> _Task to complete_: In the entries below, find every line holding the string "Postal" and collect it.
═══ Input material
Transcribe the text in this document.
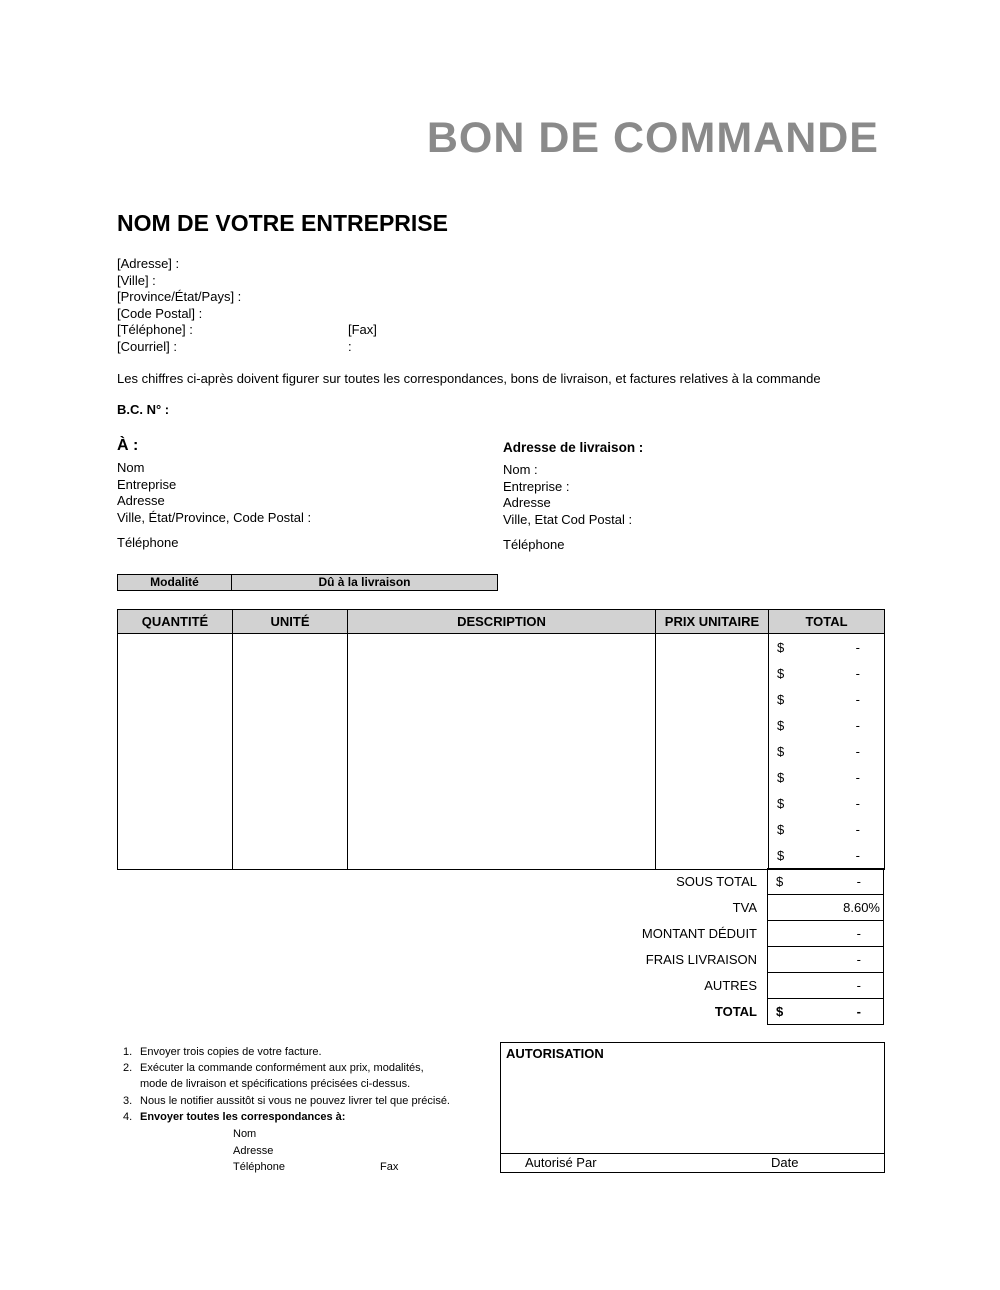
BON DE COMMANDE
NOM DE VOTRE ENTREPRISE
[Adresse] :
[Ville] :
[Province/État/Pays] :
[Code Postal] :
[Téléphone] :	[Fax] :
[Courriel] :
Les chiffres ci-après doivent figurer sur toutes les correspondances, bons de livraison, et factures relatives à la commande
B.C. N° :
À :
Nom
Entreprise
Adresse
Ville, État/Province, Code Postal :
Téléphone
Adresse de livraison :
Nom :
Entreprise :
Adresse
Ville, Etat Cod Postal :
Téléphone
Modalité	Dû à la livraison
QUANTITÉ	UNITÉ	DESCRIPTION	PRIX UNITAIRE	TOTAL

$	-
$	-
$	-
$	-
$	-
$	-
$	-
$	-
$	-
SOUS TOTAL	$	-
TVA	8.60%
MONTANT DÉDUIT	-
FRAIS LIVRAISON	-
AUTRES	-
TOTAL	$	-
1. Envoyer trois copies de votre facture.
2. Exécuter la commande conformément aux prix, modalités,
mode de livraison et spécifications précisées ci-dessus.
3. Nous le notifier aussitôt si vous ne pouvez livrer tel que précisé.
4. Envoyer toutes les correspondances à:
Nom
Adresse
Téléphone	Fax
AUTORISATION
Autorisé Par	Date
══════
> _Solution_:
[Code Postal] :
Ville, État/Province, Code Postal :
Ville, Etat Cod Postal :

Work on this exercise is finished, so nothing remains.